[YOUR INSTRUCTIONS] Where the word "xlabel" occurs in a line, return that line.

[DATASET ENTRIES]
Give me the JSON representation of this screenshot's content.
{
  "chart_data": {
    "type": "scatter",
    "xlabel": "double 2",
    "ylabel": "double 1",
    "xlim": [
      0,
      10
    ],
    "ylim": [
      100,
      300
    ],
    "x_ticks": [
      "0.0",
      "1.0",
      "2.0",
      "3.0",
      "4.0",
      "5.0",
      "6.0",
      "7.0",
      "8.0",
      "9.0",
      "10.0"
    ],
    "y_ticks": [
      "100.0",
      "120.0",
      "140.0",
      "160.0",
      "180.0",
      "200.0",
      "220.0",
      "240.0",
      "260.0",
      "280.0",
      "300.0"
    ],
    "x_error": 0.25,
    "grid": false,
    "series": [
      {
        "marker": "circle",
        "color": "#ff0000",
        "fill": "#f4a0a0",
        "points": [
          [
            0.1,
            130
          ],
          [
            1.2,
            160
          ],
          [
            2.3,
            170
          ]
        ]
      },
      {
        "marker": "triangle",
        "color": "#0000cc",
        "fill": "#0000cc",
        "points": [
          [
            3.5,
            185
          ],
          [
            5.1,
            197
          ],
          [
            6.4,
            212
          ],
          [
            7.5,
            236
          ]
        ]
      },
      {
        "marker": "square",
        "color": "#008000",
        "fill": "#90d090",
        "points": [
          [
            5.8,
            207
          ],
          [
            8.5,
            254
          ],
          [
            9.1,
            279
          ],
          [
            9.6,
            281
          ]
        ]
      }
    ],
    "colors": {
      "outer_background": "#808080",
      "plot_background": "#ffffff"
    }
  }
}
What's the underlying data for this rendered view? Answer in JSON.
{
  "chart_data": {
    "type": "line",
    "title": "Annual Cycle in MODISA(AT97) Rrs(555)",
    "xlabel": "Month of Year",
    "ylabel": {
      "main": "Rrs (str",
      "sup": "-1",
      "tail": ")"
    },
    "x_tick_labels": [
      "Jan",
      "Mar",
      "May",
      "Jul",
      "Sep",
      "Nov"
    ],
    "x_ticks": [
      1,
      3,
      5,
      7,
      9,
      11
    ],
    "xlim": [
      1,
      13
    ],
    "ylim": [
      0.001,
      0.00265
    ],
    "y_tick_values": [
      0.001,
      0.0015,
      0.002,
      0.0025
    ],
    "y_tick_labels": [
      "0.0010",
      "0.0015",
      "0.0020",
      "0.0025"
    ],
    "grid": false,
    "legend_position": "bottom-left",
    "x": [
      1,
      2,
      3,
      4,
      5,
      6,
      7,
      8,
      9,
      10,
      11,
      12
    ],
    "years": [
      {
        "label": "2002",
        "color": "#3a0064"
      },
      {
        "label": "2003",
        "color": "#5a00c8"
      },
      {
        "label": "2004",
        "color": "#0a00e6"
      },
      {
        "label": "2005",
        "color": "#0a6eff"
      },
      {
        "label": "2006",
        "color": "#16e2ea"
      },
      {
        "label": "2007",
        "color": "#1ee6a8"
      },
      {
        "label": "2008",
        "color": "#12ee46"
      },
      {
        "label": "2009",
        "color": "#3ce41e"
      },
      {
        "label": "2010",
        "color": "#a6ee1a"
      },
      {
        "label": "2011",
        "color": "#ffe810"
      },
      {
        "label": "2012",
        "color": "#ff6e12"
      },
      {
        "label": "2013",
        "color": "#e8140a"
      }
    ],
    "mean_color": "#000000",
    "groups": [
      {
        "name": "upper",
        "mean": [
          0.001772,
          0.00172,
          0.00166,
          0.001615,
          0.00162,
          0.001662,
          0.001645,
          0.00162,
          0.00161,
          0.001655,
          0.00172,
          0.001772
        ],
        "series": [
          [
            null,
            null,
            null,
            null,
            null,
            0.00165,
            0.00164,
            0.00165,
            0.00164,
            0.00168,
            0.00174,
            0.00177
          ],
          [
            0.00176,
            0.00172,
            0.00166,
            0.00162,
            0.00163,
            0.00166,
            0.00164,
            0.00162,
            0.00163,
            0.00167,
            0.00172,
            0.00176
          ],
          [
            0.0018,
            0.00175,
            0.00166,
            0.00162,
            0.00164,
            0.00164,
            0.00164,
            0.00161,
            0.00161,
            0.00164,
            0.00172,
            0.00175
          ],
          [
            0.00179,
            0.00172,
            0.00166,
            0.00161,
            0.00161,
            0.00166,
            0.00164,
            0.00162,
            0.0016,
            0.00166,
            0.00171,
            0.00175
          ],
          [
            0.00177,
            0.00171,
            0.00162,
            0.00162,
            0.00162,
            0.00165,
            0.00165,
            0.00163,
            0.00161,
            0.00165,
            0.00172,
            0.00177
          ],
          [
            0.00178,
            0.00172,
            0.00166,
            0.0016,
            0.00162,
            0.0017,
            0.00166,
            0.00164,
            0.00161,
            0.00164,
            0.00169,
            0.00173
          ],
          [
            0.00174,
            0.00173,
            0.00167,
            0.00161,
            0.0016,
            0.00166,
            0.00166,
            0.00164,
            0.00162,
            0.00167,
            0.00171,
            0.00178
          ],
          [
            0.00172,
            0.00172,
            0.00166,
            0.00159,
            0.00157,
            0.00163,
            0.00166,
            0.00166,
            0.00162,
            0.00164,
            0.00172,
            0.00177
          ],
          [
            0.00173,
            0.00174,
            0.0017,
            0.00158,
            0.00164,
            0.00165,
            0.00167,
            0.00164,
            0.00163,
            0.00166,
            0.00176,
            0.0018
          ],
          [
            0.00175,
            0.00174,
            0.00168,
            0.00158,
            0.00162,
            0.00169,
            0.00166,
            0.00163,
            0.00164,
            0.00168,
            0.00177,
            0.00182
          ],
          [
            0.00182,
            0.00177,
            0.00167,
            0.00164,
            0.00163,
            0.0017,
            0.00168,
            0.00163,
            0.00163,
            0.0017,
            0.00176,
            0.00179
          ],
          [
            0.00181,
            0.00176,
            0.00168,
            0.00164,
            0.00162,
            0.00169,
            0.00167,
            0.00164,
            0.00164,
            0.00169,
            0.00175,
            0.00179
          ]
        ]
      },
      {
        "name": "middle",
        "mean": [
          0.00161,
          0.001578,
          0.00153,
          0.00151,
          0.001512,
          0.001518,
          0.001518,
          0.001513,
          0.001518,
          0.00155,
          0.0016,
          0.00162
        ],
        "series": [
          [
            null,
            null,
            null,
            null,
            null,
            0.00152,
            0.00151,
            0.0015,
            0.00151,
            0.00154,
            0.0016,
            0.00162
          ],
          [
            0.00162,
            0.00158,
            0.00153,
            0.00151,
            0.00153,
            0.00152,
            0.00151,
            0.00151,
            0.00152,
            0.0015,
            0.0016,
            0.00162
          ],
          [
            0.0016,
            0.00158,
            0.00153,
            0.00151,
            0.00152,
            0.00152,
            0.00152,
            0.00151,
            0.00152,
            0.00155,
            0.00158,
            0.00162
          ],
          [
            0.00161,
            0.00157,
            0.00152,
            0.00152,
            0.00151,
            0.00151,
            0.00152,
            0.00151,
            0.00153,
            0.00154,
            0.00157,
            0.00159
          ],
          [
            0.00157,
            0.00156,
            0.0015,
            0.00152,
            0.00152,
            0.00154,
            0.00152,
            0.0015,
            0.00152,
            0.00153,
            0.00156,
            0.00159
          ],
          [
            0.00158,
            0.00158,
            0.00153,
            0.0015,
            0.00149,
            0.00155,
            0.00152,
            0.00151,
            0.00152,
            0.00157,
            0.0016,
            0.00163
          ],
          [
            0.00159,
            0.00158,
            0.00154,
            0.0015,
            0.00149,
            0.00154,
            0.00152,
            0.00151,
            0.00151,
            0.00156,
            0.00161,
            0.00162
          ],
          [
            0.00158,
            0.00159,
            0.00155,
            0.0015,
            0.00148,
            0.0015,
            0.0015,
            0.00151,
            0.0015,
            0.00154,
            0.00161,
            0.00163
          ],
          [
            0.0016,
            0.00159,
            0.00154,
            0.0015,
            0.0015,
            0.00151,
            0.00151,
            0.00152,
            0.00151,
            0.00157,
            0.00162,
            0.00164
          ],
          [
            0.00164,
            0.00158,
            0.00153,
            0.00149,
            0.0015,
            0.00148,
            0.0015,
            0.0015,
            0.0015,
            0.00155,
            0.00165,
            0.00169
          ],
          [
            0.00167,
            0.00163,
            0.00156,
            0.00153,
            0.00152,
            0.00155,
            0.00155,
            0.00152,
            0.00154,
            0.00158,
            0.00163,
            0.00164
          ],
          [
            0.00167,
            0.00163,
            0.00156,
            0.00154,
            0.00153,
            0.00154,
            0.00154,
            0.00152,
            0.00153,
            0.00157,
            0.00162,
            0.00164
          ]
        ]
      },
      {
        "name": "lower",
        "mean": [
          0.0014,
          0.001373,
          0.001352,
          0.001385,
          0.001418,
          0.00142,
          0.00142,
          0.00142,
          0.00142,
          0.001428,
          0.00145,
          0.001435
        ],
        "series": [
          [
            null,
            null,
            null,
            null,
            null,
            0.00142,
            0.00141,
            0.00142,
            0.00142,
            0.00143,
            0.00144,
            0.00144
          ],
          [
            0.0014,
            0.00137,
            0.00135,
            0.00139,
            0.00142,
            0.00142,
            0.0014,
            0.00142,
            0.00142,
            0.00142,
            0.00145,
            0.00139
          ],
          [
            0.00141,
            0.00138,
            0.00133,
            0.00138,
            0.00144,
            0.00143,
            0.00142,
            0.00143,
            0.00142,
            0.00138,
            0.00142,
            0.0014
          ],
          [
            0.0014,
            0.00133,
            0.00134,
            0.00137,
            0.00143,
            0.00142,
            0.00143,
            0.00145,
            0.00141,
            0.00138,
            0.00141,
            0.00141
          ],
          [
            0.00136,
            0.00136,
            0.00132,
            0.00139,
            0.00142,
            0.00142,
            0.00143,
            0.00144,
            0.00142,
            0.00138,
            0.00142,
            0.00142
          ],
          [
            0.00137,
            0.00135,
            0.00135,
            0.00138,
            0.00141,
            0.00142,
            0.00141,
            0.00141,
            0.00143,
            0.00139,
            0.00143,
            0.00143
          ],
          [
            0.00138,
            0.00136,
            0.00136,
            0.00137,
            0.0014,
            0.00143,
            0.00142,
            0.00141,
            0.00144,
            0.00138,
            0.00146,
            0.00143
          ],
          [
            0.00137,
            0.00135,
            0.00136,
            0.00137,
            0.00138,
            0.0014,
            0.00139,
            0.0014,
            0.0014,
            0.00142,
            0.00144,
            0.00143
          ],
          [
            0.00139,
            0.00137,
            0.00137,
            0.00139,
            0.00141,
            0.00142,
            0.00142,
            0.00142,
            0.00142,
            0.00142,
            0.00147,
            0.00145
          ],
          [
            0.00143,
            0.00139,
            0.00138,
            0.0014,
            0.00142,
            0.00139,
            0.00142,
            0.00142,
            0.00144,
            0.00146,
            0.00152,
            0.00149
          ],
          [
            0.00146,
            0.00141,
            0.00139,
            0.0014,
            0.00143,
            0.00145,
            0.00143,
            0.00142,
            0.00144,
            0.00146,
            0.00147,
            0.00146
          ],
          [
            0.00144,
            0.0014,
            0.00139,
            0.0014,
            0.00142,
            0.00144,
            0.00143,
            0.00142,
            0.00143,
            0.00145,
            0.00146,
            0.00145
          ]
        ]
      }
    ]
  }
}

[OUTPUT FOR THIS EXERCISE]
    "xlabel": "double 2",
    "xlabel": "Month of Year",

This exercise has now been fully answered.